Task to complete: Put every line of the records below into a Markdown table with two columns, "No." for the row number and "Line" for the line itself. Skip any blank lines.

Stored data:
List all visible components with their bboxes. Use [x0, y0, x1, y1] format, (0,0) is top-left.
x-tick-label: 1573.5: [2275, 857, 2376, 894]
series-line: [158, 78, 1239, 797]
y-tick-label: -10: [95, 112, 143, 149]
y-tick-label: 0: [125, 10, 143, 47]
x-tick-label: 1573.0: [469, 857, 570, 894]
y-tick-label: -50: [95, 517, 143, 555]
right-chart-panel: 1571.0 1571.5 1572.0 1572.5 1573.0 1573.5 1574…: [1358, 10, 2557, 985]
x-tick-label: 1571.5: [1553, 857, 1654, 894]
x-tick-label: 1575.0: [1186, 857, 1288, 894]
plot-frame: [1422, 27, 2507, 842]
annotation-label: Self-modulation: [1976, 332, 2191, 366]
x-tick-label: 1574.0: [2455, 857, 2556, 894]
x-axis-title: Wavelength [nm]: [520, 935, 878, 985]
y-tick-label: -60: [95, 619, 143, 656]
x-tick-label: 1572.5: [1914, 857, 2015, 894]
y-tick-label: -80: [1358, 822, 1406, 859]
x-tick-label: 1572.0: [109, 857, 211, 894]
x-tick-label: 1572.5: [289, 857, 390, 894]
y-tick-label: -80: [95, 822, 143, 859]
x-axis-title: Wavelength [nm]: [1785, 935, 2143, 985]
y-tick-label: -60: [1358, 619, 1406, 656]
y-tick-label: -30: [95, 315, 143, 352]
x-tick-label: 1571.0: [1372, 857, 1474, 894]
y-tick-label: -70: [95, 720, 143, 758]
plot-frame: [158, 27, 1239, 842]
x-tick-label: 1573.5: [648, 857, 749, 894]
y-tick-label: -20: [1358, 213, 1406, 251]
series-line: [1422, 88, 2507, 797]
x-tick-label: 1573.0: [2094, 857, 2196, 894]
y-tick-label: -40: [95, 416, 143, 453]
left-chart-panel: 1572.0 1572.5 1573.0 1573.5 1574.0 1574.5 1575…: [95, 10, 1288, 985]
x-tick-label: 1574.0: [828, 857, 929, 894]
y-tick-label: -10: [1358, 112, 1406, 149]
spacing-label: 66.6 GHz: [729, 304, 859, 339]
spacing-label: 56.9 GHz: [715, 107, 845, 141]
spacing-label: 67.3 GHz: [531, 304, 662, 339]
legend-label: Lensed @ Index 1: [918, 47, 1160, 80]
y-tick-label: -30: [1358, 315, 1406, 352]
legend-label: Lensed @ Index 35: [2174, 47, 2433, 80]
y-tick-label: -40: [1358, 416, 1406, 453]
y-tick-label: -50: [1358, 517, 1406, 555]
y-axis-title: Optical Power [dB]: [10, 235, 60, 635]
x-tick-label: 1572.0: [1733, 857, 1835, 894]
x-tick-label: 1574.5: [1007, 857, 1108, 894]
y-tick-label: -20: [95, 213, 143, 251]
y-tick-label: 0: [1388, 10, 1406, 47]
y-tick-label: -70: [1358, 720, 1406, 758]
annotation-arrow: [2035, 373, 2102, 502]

Task output:
| No. | Line |
|---|---|
| 1 | List all visible components with their bboxes. Use [x0, y0, x1, y1] format, (0,0) is top-left. |
| 2 | x-tick-label: 1573.5: [2275, 857, 2376, 894] |
| 3 | series-line: [158, 78, 1239, 797] |
| 4 | y-tick-label: -10: [95, 112, 143, 149] |
| 5 | y-tick-label: 0: [125, 10, 143, 47] |
| 6 | x-tick-label: 1573.0: [469, 857, 570, 894] |
| 7 | y-tick-label: -50: [95, 517, 143, 555] |
| 8 | right-chart-panel: 1571.0 1571.5 1572.0 1572.5 1573.0 1573.5 1574…: [1358, 10, 2557, 985] |
| 9 | x-tick-label: 1571.5: [1553, 857, 1654, 894] |
| 10 | x-tick-label: 1575.0: [1186, 857, 1288, 894] |
| 11 | plot-frame: [1422, 27, 2507, 842] |
| 12 | annotation-label: Self-modulation: [1976, 332, 2191, 366] |
| 13 | x-tick-label: 1574.0: [2455, 857, 2556, 894] |
| 14 | x-axis-title: Wavelength [nm]: [520, 935, 878, 985] |
| 15 | y-tick-label: -60: [95, 619, 143, 656] |
| 16 | x-tick-label: 1572.5: [1914, 857, 2015, 894] |
| 17 | y-tick-label: -80: [1358, 822, 1406, 859] |
| 18 | x-tick-label: 1572.0: [109, 857, 211, 894] |
| 19 | x-tick-label: 1572.5: [289, 857, 390, 894] |
| 20 | y-tick-label: -80: [95, 822, 143, 859] |
| 21 | x-axis-title: Wavelength [nm]: [1785, 935, 2143, 985] |
| 22 | y-tick-label: -60: [1358, 619, 1406, 656] |
| 23 | y-tick-label: -30: [95, 315, 143, 352] |
| 24 | x-tick-label: 1571.0: [1372, 857, 1474, 894] |
| 25 | y-tick-label: -70: [95, 720, 143, 758] |
| 26 | plot-frame: [158, 27, 1239, 842] |
| 27 | x-tick-label: 1573.5: [648, 857, 749, 894] |
| 28 | y-tick-label: -20: [1358, 213, 1406, 251] |
| 29 | series-line: [1422, 88, 2507, 797] |
| 30 | x-tick-label: 1573.0: [2094, 857, 2196, 894] |
| 31 | y-tick-label: -40: [95, 416, 143, 453] |
| 32 | left-chart-panel: 1572.0 1572.5 1573.0 1573.5 1574.0 1574.5 1575…: [95, 10, 1288, 985] |
| 33 | x-tick-label: 1574.0: [828, 857, 929, 894] |
| 34 | y-tick-label: -10: [1358, 112, 1406, 149] |
| 35 | spacing-label: 66.6 GHz: [729, 304, 859, 339] |
| 36 | spacing-label: 56.9 GHz: [715, 107, 845, 141] |
| 37 | spacing-label: 67.3 GHz: [531, 304, 662, 339] |
| 38 | legend-label: Lensed @ Index 1: [918, 47, 1160, 80] |
| 39 | y-tick-label: -30: [1358, 315, 1406, 352] |
| 40 | legend-label: Lensed @ Index 35: [2174, 47, 2433, 80] |
| 41 | y-tick-label: -40: [1358, 416, 1406, 453] |
| 42 | y-tick-label: -50: [1358, 517, 1406, 555] |
| 43 | y-axis-title: Optical Power [dB]: [10, 235, 60, 635] |
| 44 | x-tick-label: 1572.0: [1733, 857, 1835, 894] |
| 45 | x-tick-label: 1574.5: [1007, 857, 1108, 894] |
| 46 | y-tick-label: -20: [95, 213, 143, 251] |
| 47 | y-tick-label: 0: [1388, 10, 1406, 47] |
| 48 | y-tick-label: -70: [1358, 720, 1406, 758] |
| 49 | annotation-arrow: [2035, 373, 2102, 502] |